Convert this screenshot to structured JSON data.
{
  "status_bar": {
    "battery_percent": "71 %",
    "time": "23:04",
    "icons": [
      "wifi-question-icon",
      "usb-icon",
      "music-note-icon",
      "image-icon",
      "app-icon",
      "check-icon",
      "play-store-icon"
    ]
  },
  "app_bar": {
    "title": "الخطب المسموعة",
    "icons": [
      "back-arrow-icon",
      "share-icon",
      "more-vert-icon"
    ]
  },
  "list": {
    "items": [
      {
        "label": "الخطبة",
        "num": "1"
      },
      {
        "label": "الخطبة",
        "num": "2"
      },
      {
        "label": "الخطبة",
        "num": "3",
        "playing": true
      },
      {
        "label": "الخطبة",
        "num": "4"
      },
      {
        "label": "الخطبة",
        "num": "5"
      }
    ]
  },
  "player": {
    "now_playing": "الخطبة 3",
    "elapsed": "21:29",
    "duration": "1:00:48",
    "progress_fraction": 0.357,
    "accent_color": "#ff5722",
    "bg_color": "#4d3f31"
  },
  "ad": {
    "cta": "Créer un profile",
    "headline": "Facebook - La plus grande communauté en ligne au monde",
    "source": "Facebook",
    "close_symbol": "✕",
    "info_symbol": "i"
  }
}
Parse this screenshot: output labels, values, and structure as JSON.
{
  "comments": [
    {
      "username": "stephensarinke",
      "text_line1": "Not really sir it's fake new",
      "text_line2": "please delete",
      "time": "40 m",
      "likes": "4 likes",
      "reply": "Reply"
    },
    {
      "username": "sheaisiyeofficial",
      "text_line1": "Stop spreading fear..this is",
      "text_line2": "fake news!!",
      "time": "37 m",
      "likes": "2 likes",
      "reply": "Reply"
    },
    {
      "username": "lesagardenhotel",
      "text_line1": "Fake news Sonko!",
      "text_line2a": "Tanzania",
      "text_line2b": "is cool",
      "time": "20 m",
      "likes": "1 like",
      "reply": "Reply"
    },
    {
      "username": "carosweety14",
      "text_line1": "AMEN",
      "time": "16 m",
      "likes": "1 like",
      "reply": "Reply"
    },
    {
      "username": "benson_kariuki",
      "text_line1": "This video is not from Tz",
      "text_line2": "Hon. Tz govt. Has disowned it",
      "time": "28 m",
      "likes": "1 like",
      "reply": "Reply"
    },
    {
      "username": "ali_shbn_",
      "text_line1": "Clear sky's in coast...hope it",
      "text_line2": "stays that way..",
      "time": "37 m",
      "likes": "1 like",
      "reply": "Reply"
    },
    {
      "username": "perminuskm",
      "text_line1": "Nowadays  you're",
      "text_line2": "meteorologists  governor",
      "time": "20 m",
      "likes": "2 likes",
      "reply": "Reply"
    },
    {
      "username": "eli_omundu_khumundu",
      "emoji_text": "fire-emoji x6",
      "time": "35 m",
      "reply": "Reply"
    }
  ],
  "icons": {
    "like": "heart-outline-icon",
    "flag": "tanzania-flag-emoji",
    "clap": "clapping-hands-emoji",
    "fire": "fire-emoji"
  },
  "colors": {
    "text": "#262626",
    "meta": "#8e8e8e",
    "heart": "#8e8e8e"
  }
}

■ Exercise task ■
Copy down the whole of the data above, matching it exactly.

■ Answer in full ■
Convert this screenshot to structured JSON data.
{
  "status_bar": {
    "battery_percent": "71 %",
    "time": "23:04",
    "icons": [
      "wifi-question-icon",
      "usb-icon",
      "music-note-icon",
      "image-icon",
      "app-icon",
      "check-icon",
      "play-store-icon"
    ]
  },
  "app_bar": {
    "title": "الخطب المسموعة",
    "icons": [
      "back-arrow-icon",
      "share-icon",
      "more-vert-icon"
    ]
  },
  "list": {
    "items": [
      {
        "label": "الخطبة",
        "num": "1"
      },
      {
        "label": "الخطبة",
        "num": "2"
      },
      {
        "label": "الخطبة",
        "num": "3",
        "playing": true
      },
      {
        "label": "الخطبة",
        "num": "4"
      },
      {
        "label": "الخطبة",
        "num": "5"
      }
    ]
  },
  "player": {
    "now_playing": "الخطبة 3",
    "elapsed": "21:29",
    "duration": "1:00:48",
    "progress_fraction": 0.357,
    "accent_color": "#ff5722",
    "bg_color": "#4d3f31"
  },
  "ad": {
    "cta": "Créer un profile",
    "headline": "Facebook - La plus grande communauté en ligne au monde",
    "source": "Facebook",
    "close_symbol": "✕",
    "info_symbol": "i"
  }
}
Parse this screenshot: output labels, values, and structure as JSON.
{
  "comments": [
    {
      "username": "stephensarinke",
      "text_line1": "Not really sir it's fake new",
      "text_line2": "please delete",
      "time": "40 m",
      "likes": "4 likes",
      "reply": "Reply"
    },
    {
      "username": "sheaisiyeofficial",
      "text_line1": "Stop spreading fear..this is",
      "text_line2": "fake news!!",
      "time": "37 m",
      "likes": "2 likes",
      "reply": "Reply"
    },
    {
      "username": "lesagardenhotel",
      "text_line1": "Fake news Sonko!",
      "text_line2a": "Tanzania",
      "text_line2b": "is cool",
      "time": "20 m",
      "likes": "1 like",
      "reply": "Reply"
    },
    {
      "username": "carosweety14",
      "text_line1": "AMEN",
      "time": "16 m",
      "likes": "1 like",
      "reply": "Reply"
    },
    {
      "username": "benson_kariuki",
      "text_line1": "This video is not from Tz",
      "text_line2": "Hon. Tz govt. Has disowned it",
      "time": "28 m",
      "likes": "1 like",
      "reply": "Reply"
    },
    {
      "username": "ali_shbn_",
      "text_line1": "Clear sky's in coast...hope it",
      "text_line2": "stays that way..",
      "time": "37 m",
      "likes": "1 like",
      "reply": "Reply"
    },
    {
      "username": "perminuskm",
      "text_line1": "Nowadays  you're",
      "text_line2": "meteorologists  governor",
      "time": "20 m",
      "likes": "2 likes",
      "reply": "Reply"
    },
    {
      "username": "eli_omundu_khumundu",
      "emoji_text": "fire-emoji x6",
      "time": "35 m",
      "reply": "Reply"
    }
  ],
  "icons": {
    "like": "heart-outline-icon",
    "flag": "tanzania-flag-emoji",
    "clap": "clapping-hands-emoji",
    "fire": "fire-emoji"
  },
  "colors": {
    "text": "#262626",
    "meta": "#8e8e8e",
    "heart": "#8e8e8e"
  }
}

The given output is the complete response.